SELECTED EXCERPT:
What really matters is the even longer-term quality of purpose, which “is like your moral DNA. It’s what you believe without having to think . . . purpose becomes the moral engine of a company, the source of its energy.”

Thus Mourkogiannis flatly contradicts Milton Freidman’s assertion that profit maximisation should itself be the purpose of a company. Only a clear – even idealistic – purpose, he says, can provide the direction, unity and mutual respect that binds a company to itself and its customers and creates a truly unique and exciting brand.

Mourkogiannis’s early years shaped his outlook and instilled a lifelong quest for purpose. Born and raised in Greece during a vicious civil war, a horrific lesson came early, at the age of six. Communist insurgents visited his family’s village and shot and killed 52 women who refused to denounce the author’s father.

After studies at Athens Law School and Harvard, a loathing of communism and fear for his country’s future drove Mourkogiannis to work for Westinghouse’s defence division and, later, General Dynamics. Along the way he helped mastermind the sale of F-16 attack aircraft to the Greek government during the 1980s.

Then the Berlin Wall fell and communism died. Mour-kogiannis returned to Harvard to study business strategy and joined Monitor Company, the consulting firm founded by Michael Porter and Mark Fuller, Harvard Business School professors.

Since then, consulting experience with hundreds
of chief executives has
convinced him that a
leadership-driven grand purpose is what distinguishes great companies. Purpose can be created only by leaders who take the time, possess the intellect and marshal the courage to posit and defend an overarching ideal, whatever the risks.

WHAT TO DO:
[A] Echo the Mourkogiannis passage word for word, everything from "Mourkogiannis’s early years" down to "Business School professors.".
[B] Answer these questions using the Mourkogiannis passage:
(i) How old was Mourkogiannis when the horrific lesson came?
(ii) How many women did the communist insurgents shoot and kill?
(iii) Which consulting firm did Mourkogiannis join after returning to Harvard?
[C] For each statement, say whether the Mourkogiannis passage supports it, and quote the words that decide it:
(i) Mourkogiannis holds that profit maximisation should itself be the purpose of a company.
(ii) Mourkogiannis studied at Athens Law School.
(iii) Monitor Company was founded by Michael Porter and Mark Fuller.
You can complete this work without the extracted records.

Extracted records:
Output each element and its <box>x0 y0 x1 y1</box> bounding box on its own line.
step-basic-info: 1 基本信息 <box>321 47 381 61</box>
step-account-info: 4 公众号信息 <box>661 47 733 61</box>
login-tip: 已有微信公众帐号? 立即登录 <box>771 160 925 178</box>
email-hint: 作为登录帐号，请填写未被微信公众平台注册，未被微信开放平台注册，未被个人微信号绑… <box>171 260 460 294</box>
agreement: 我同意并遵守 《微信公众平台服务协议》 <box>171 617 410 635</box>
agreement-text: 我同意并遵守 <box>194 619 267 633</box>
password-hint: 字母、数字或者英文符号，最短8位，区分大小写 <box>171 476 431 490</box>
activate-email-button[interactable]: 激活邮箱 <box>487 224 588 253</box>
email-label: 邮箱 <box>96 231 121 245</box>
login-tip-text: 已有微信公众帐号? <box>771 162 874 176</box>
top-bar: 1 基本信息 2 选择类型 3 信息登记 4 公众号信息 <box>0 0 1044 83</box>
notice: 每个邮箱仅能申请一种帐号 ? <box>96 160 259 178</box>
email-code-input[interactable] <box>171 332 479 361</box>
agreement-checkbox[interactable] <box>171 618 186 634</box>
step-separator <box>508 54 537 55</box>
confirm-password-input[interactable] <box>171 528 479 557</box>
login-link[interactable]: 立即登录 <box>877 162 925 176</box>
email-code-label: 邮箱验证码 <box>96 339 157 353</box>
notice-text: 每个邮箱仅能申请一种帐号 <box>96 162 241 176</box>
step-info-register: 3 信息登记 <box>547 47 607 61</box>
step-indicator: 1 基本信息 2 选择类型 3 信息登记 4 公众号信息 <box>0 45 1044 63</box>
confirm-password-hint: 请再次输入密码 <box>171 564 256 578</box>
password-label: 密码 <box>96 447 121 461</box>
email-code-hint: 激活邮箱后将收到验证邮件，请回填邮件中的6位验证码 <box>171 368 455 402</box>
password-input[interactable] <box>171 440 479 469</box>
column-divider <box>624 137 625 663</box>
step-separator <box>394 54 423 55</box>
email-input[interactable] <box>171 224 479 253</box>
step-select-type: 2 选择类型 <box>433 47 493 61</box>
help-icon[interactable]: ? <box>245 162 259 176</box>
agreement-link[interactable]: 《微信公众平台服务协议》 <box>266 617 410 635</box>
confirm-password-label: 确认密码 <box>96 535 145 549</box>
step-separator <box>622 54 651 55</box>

EXPECTED RESPONSES:
[A]
Mourkogiannis’s early years shaped his outlook and instilled a lifelong quest for purpose. Born and raised in Greece during a vicious civil war, a horrific lesson came early, at the age of six. Communist insurgents visited his family’s village and shot and killed 52 women who refused to denounce the author’s father.

After studies at Athens Law School and Harvard, a loathing of communism and fear for his country’s future drove Mourkogiannis to work for Westinghouse’s defence division and, later, General Dynamics. Along the way he helped mastermind the sale of F-16 attack aircraft to the Greek government during the 1980s.

Then the Berlin Wall fell and communism died. Mour-kogiannis returned to Harvard to study business strategy and joined Monitor Company, the consulting firm founded by Michael Porter and Mark Fuller, Harvard Business School professors.

[B]
(i) He was six.
(ii) They killed 52 women.
(iii) He joined Monitor Company.

[C]
(i) No: "Mourkogiannis flatly contradicts Milton Freidman’s assertion that profit maximisation should itself be the purpose of a company."
(ii) Yes: "After studies at Athens Law School and Harvard"
(iii) Yes: "the consulting firm founded by Michael Porter and Mark Fuller"